#### [WORK TO DO]
Check each line of the records below and collect those holding "Glenda".

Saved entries

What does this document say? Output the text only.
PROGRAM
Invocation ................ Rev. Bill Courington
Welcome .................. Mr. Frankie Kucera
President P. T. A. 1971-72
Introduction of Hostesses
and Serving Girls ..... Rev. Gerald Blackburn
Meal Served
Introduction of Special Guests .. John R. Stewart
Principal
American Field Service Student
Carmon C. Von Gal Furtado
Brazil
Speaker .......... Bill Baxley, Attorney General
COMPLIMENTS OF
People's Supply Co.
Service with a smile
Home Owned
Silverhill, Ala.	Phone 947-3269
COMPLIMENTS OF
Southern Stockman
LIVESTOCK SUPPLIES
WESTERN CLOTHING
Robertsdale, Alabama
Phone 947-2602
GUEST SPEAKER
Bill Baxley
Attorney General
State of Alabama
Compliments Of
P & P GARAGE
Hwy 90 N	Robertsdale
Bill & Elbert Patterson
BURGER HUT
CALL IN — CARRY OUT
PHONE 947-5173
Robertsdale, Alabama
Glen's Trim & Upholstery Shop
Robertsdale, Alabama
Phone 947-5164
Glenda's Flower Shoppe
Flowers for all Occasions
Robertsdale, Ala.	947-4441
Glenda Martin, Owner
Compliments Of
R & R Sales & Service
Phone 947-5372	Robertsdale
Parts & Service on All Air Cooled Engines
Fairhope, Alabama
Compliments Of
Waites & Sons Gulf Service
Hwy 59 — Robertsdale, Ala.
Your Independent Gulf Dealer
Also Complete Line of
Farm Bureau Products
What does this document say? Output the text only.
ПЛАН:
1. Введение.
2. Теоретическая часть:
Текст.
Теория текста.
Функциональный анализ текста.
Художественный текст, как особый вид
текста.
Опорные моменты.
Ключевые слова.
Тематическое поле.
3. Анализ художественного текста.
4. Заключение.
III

#### [ANSWER TO THE TASK]
Glenda's Flower Shoppe
Glenda Martin, Owner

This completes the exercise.